### EXERCISE REQUIREMENTS
Can you write out the whole listing exactly?

═════ PROVIDED RECORDS

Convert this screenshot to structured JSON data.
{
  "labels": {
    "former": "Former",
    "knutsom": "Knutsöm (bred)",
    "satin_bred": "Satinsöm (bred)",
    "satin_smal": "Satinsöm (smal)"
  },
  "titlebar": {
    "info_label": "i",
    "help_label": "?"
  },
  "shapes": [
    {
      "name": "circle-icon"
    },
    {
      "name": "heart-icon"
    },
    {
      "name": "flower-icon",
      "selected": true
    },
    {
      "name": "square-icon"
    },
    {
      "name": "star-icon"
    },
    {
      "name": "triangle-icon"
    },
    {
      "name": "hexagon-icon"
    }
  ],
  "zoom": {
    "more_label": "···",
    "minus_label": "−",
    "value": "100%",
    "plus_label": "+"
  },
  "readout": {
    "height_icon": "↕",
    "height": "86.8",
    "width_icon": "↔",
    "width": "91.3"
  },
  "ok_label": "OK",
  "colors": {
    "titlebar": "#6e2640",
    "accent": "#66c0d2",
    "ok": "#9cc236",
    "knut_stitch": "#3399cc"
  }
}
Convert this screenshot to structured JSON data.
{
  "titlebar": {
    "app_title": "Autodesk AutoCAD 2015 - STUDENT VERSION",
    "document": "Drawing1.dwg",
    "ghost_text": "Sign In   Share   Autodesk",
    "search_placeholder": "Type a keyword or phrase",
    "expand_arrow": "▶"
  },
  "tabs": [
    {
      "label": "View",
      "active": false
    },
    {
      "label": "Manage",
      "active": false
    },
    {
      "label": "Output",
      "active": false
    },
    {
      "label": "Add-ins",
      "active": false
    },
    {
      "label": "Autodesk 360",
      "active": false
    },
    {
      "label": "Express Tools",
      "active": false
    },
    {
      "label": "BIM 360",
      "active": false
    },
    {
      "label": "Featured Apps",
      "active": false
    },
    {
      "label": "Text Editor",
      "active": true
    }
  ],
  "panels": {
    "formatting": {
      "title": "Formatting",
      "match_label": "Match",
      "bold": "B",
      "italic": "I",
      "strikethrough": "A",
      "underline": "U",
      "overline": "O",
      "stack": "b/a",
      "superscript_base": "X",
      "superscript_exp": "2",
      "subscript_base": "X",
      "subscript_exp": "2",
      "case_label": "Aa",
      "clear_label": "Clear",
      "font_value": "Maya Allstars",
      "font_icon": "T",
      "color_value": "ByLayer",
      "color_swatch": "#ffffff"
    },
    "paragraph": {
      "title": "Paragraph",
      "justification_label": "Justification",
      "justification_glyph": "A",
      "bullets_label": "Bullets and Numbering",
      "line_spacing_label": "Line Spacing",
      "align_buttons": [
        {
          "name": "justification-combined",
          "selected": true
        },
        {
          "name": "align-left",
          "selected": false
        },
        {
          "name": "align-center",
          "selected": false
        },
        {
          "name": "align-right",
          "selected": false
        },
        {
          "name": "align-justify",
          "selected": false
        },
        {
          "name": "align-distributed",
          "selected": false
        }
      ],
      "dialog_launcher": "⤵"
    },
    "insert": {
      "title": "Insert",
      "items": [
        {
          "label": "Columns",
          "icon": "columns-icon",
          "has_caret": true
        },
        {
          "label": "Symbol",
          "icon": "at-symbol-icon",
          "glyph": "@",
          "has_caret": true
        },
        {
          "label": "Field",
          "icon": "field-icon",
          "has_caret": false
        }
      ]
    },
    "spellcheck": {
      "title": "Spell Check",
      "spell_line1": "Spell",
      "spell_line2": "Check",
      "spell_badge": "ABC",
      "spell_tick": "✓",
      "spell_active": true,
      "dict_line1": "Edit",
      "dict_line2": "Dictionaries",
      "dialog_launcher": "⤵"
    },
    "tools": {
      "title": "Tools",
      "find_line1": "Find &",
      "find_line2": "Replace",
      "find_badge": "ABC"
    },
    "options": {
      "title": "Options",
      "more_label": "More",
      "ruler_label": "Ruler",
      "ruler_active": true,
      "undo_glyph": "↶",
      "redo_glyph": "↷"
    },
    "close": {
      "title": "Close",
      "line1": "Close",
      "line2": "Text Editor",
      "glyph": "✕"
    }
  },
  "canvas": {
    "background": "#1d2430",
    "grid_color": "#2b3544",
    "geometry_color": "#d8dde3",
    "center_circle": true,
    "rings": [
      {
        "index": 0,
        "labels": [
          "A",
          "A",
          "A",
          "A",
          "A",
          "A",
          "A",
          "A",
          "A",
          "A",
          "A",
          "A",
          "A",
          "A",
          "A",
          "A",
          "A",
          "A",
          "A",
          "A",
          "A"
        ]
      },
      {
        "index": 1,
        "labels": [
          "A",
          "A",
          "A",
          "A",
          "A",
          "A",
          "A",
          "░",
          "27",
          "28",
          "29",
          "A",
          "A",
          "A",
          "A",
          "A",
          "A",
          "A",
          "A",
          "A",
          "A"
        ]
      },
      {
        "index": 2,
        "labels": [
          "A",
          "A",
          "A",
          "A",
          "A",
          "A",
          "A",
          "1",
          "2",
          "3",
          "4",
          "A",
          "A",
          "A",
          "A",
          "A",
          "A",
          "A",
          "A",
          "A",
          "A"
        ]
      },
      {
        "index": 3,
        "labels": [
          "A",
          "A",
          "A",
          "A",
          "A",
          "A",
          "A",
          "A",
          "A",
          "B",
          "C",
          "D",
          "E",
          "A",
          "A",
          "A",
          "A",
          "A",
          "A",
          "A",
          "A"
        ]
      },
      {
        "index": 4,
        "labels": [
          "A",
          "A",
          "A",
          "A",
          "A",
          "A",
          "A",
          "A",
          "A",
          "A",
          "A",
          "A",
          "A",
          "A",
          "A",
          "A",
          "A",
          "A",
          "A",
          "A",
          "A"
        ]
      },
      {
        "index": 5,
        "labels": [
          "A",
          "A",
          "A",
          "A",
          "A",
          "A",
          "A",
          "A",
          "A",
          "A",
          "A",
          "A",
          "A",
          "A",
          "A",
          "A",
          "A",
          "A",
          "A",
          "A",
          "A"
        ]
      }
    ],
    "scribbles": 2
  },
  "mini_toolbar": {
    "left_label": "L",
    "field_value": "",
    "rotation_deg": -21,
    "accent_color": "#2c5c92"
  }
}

══════════

### TASK OUTPUT
Convert this screenshot to structured JSON data.
{
  "labels": {
    "former": "Former",
    "knutsom": "Knutsöm (bred)",
    "satin_bred": "Satinsöm (bred)",
    "satin_smal": "Satinsöm (smal)"
  },
  "titlebar": {
    "info_label": "i",
    "help_label": "?"
  },
  "shapes": [
    {
      "name": "circle-icon"
    },
    {
      "name": "heart-icon"
    },
    {
      "name": "flower-icon",
      "selected": true
    },
    {
      "name": "square-icon"
    },
    {
      "name": "star-icon"
    },
    {
      "name": "triangle-icon"
    },
    {
      "name": "hexagon-icon"
    }
  ],
  "zoom": {
    "more_label": "···",
    "minus_label": "−",
    "value": "100%",
    "plus_label": "+"
  },
  "readout": {
    "height_icon": "↕",
    "height": "86.8",
    "width_icon": "↔",
    "width": "91.3"
  },
  "ok_label": "OK",
  "colors": {
    "titlebar": "#6e2640",
    "accent": "#66c0d2",
    "ok": "#9cc236",
    "knut_stitch": "#3399cc"
  }
}
Convert this screenshot to structured JSON data.
{
  "titlebar": {
    "app_title": "Autodesk AutoCAD 2015 - STUDENT VERSION",
    "document": "Drawing1.dwg",
    "ghost_text": "Sign In   Share   Autodesk",
    "search_placeholder": "Type a keyword or phrase",
    "expand_arrow": "▶"
  },
  "tabs": [
    {
      "label": "View",
      "active": false
    },
    {
      "label": "Manage",
      "active": false
    },
    {
      "label": "Output",
      "active": false
    },
    {
      "label": "Add-ins",
      "active": false
    },
    {
      "label": "Autodesk 360",
      "active": false
    },
    {
      "label": "Express Tools",
      "active": false
    },
    {
      "label": "BIM 360",
      "active": false
    },
    {
      "label": "Featured Apps",
      "active": false
    },
    {
      "label": "Text Editor",
      "active": true
    }
  ],
  "panels": {
    "formatting": {
      "title": "Formatting",
      "match_label": "Match",
      "bold": "B",
      "italic": "I",
      "strikethrough": "A",
      "underline": "U",
      "overline": "O",
      "stack": "b/a",
      "superscript_base": "X",
      "superscript_exp": "2",
      "subscript_base": "X",
      "subscript_exp": "2",
      "case_label": "Aa",
      "clear_label": "Clear",
      "font_value": "Maya Allstars",
      "font_icon": "T",
      "color_value": "ByLayer",
      "color_swatch": "#ffffff"
    },
    "paragraph": {
      "title": "Paragraph",
      "justification_label": "Justification",
      "justification_glyph": "A",
      "bullets_label": "Bullets and Numbering",
      "line_spacing_label": "Line Spacing",
      "align_buttons": [
        {
          "name": "justification-combined",
          "selected": true
        },
        {
          "name": "align-left",
          "selected": false
        },
        {
          "name": "align-center",
          "selected": false
        },
        {
          "name": "align-right",
          "selected": false
        },
        {
          "name": "align-justify",
          "selected": false
        },
        {
          "name": "align-distributed",
          "selected": false
        }
      ],
      "dialog_launcher": "⤵"
    },
    "insert": {
      "title": "Insert",
      "items": [
        {
          "label": "Columns",
          "icon": "columns-icon",
          "has_caret": true
        },
        {
          "label": "Symbol",
          "icon": "at-symbol-icon",
          "glyph": "@",
          "has_caret": true
        },
        {
          "label": "Field",
          "icon": "field-icon",
          "has_caret": false
        }
      ]
    },
    "spellcheck": {
      "title": "Spell Check",
      "spell_line1": "Spell",
      "spell_line2": "Check",
      "spell_badge": "ABC",
      "spell_tick": "✓",
      "spell_active": true,
      "dict_line1": "Edit",
      "dict_line2": "Dictionaries",
      "dialog_launcher": "⤵"
    },
    "tools": {
      "title": "Tools",
      "find_line1": "Find &",
      "find_line2": "Replace",
      "find_badge": "ABC"
    },
    "options": {
      "title": "Options",
      "more_label": "More",
      "ruler_label": "Ruler",
      "ruler_active": true,
      "undo_glyph": "↶",
      "redo_glyph": "↷"
    },
    "close": {
      "title": "Close",
      "line1": "Close",
      "line2": "Text Editor",
      "glyph": "✕"
    }
  },
  "canvas": {
    "background": "#1d2430",
    "grid_color": "#2b3544",
    "geometry_color": "#d8dde3",
    "center_circle": true,
    "rings": [
      {
        "index": 0,
        "labels": [
          "A",
          "A",
          "A",
          "A",
          "A",
          "A",
          "A",
          "A",
          "A",
          "A",
          "A",
          "A",
          "A",
          "A",
          "A",
          "A",
          "A",
          "A",
          "A",
          "A",
          "A"
        ]
      },
      {
        "index": 1,
        "labels": [
          "A",
          "A",
          "A",
          "A",
          "A",
          "A",
          "A",
          "░",
          "27",
          "28",
          "29",
          "A",
          "A",
          "A",
          "A",
          "A",
          "A",
          "A",
          "A",
          "A",
          "A"
        ]
      },
      {
        "index": 2,
        "labels": [
          "A",
          "A",
          "A",
          "A",
          "A",
          "A",
          "A",
          "1",
          "2",
          "3",
          "4",
          "A",
          "A",
          "A",
          "A",
          "A",
          "A",
          "A",
          "A",
          "A",
          "A"
        ]
      },
      {
        "index": 3,
        "labels": [
          "A",
          "A",
          "A",
          "A",
          "A",
          "A",
          "A",
          "A",
          "A",
          "B",
          "C",
          "D",
          "E",
          "A",
          "A",
          "A",
          "A",
          "A",
          "A",
          "A",
          "A"
        ]
      },
      {
        "index": 4,
        "labels": [
          "A",
          "A",
          "A",
          "A",
          "A",
          "A",
          "A",
          "A",
          "A",
          "A",
          "A",
          "A",
          "A",
          "A",
          "A",
          "A",
          "A",
          "A",
          "A",
          "A",
          "A"
        ]
      },
      {
        "index": 5,
        "labels": [
          "A",
          "A",
          "A",
          "A",
          "A",
          "A",
          "A",
          "A",
          "A",
          "A",
          "A",
          "A",
          "A",
          "A",
          "A",
          "A",
          "A",
          "A",
          "A",
          "A",
          "A"
        ]
      }
    ],
    "scribbles": 2
  },
  "mini_toolbar": {
    "left_label": "L",
    "field_value": "",
    "rotation_deg": -21,
    "accent_color": "#2c5c92"
  }
}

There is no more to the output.